> [Task details]:
Reproduce the lines below word for word, leaving out the pictures.

> [Supplied data]:
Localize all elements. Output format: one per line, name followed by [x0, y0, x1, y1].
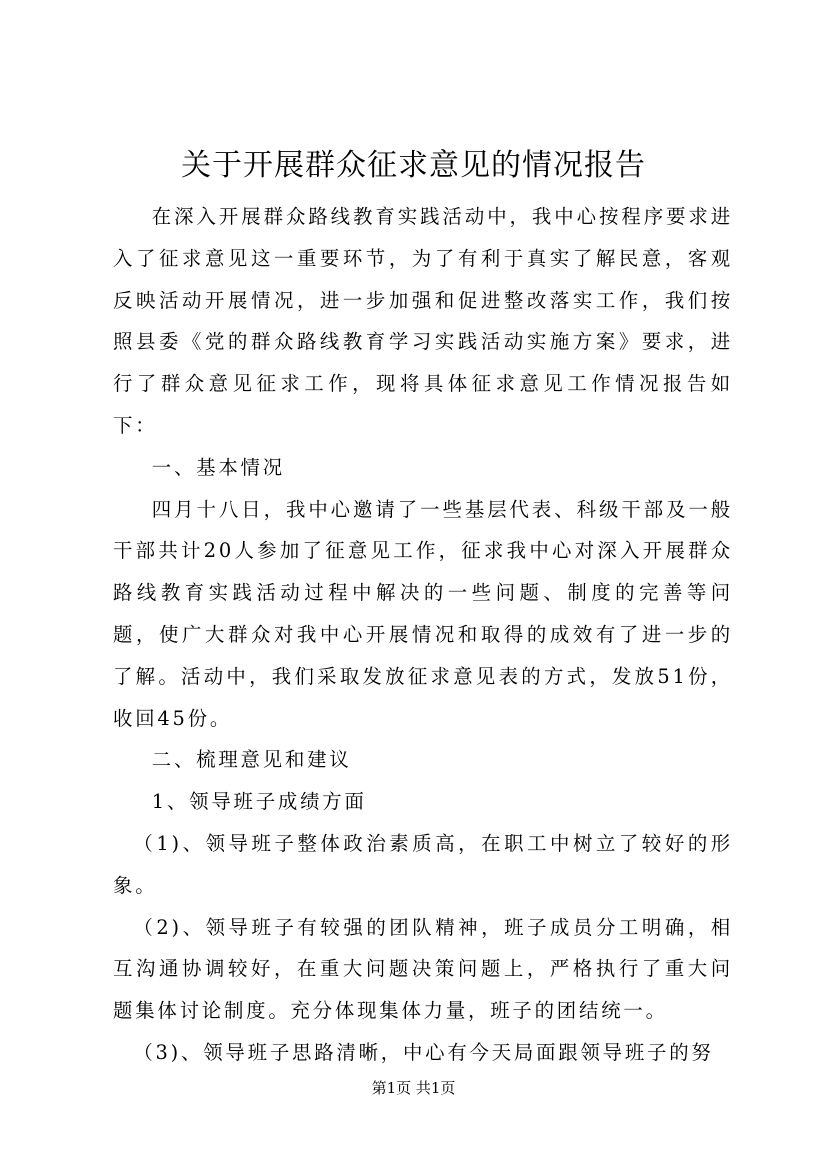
list-item-2: （2)、领导班子有较强的团队精神，班子成员分工明确，相互沟通协调较好，在重大问题决策问题上，严格执行了重大问题集体讨论制度。充分体现集体力量，班子的团结统一。 [113, 915, 733, 1023]
page-footer: 第1页 共1页 [371, 1079, 456, 1097]
subsection-heading-leadership: 1、领导班子成绩方面 [151, 790, 367, 814]
document-body [113, 196, 733, 1074]
document-title: 关于开展群众征求意见的情况报告 [181, 148, 646, 183]
paragraph-intro: 在深入开展群众路线教育实践活动中，我中心按程序要求进入了征求意见这一重要环节，为了有利于真实了解民意，客观反映活动开展情况，进一步加强和促进整改落实工作，我们按照县委《党的群众路线教育学习实践活动实施方案》要求，进行了群众意见征求工作，现将具体征求意见工作情况报告如下： [113, 205, 733, 437]
section-heading-basic-situation: 一、基本情况 [151, 455, 285, 479]
paragraph-basic-situation: 四月十八日，我中心邀请了一些基层代表、科级干部及一般干部共计20人参加了征意见工作，征求我中心对深入开展群众路线教育实践活动过程中解决的一些问题、制度的完善等问题，使广大群众对我中心开展情况和取得的成效有了进一步的了解。活动中，我们采取发放征求意见表的方式，发放51份，收回45份。 [113, 497, 733, 730]
section-heading-opinions: 二、梳理意见和建议 [151, 748, 352, 772]
list-item-3: （3)、领导班子思路清晰，中心有今天局面跟领导班子的努 [133, 1040, 714, 1064]
list-item-1: （1)、领导班子整体政治素质高，在职工中树立了较好的形象。 [113, 831, 733, 897]
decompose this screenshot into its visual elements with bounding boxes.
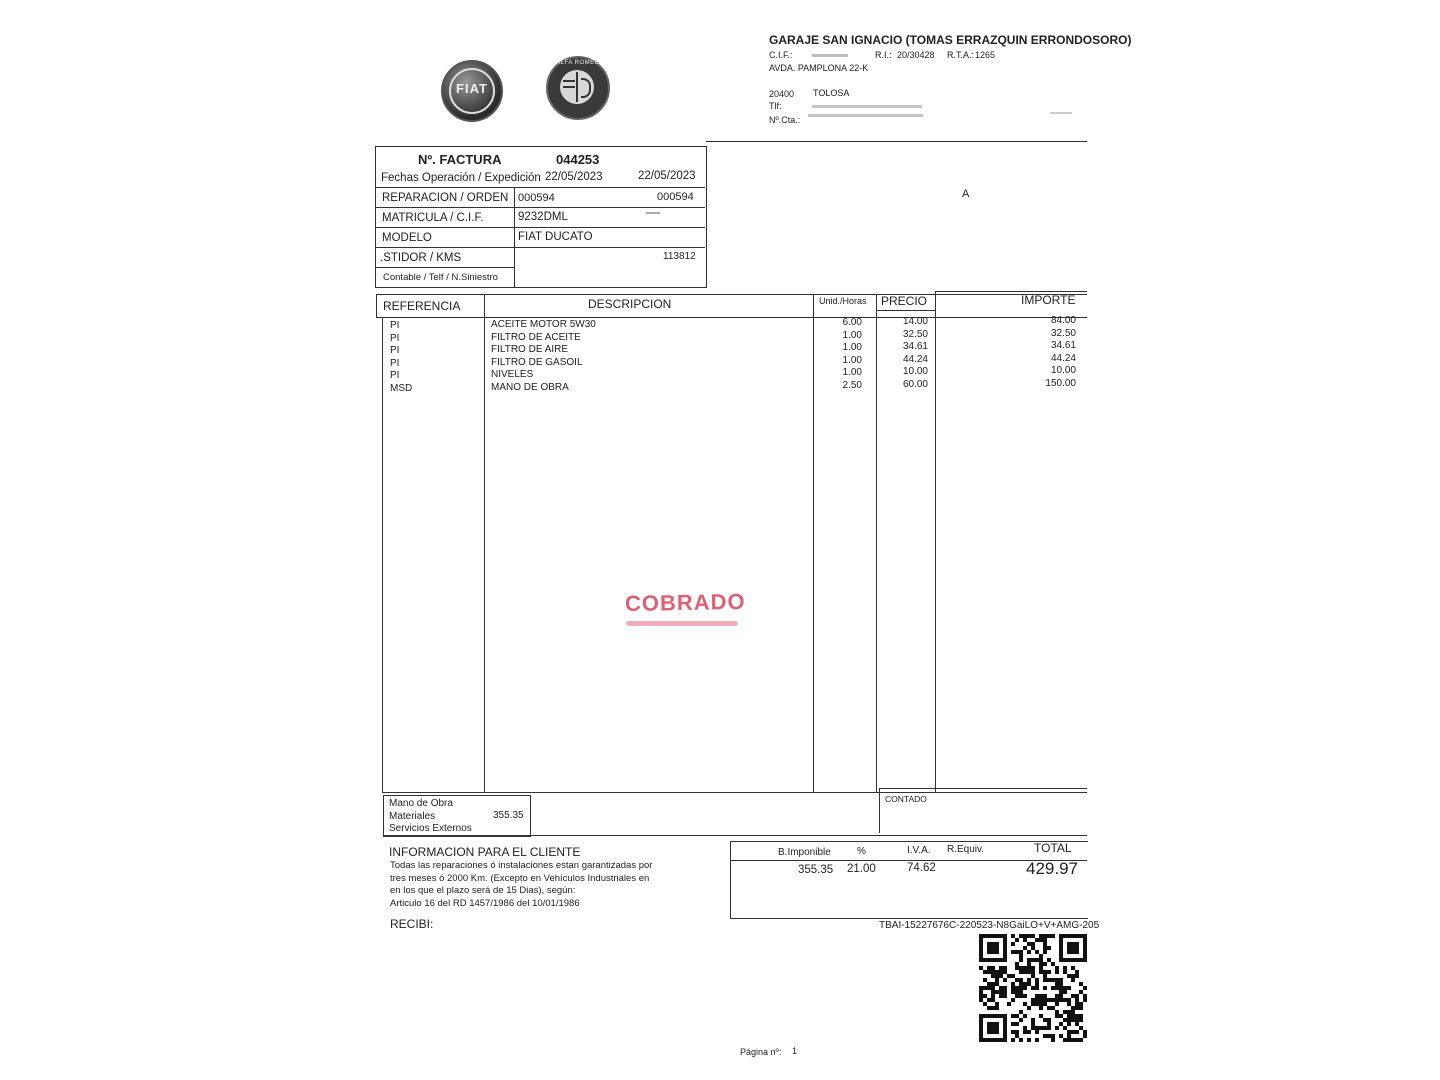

> [Solution to the problem]:
Localize all elements. Output format: one per line, name followed by [x0, y0, x1, y1].
list-item-2: （2)、领导班子有较强的团队精神，班子成员分工明确，相互沟通协调较好，在重大问题决策问题上，严格执行了重大问题集体讨论制度。充分体现集体力量，班子的团结统一。 [113, 915, 733, 1023]
page-footer: 第1页 共1页 [371, 1079, 456, 1097]
subsection-heading-leadership: 1、领导班子成绩方面 [151, 790, 367, 814]
document-body [113, 196, 733, 1074]
document-title: 关于开展群众征求意见的情况报告 [181, 148, 646, 183]
paragraph-intro: 在深入开展群众路线教育实践活动中，我中心按程序要求进入了征求意见这一重要环节，为了有利于真实了解民意，客观反映活动开展情况，进一步加强和促进整改落实工作，我们按照县委《党的群众路线教育学习实践活动实施方案》要求，进行了群众意见征求工作，现将具体征求意见工作情况报告如下： [113, 205, 733, 437]
section-heading-basic-situation: 一、基本情况 [151, 455, 285, 479]
paragraph-basic-situation: 四月十八日，我中心邀请了一些基层代表、科级干部及一般干部共计20人参加了征意见工作，征求我中心对深入开展群众路线教育实践活动过程中解决的一些问题、制度的完善等问题，使广大群众对我中心开展情况和取得的成效有了进一步的了解。活动中，我们采取发放征求意见表的方式，发放51份，收回45份。 [113, 497, 733, 730]
section-heading-opinions: 二、梳理意见和建议 [151, 748, 352, 772]
list-item-3: （3)、领导班子思路清晰，中心有今天局面跟领导班子的努 [133, 1040, 714, 1064]
list-item-1: （1)、领导班子整体政治素质高，在职工中树立了较好的形象。 [113, 831, 733, 897]
decompose this screenshot into its visual elements with bounding boxes.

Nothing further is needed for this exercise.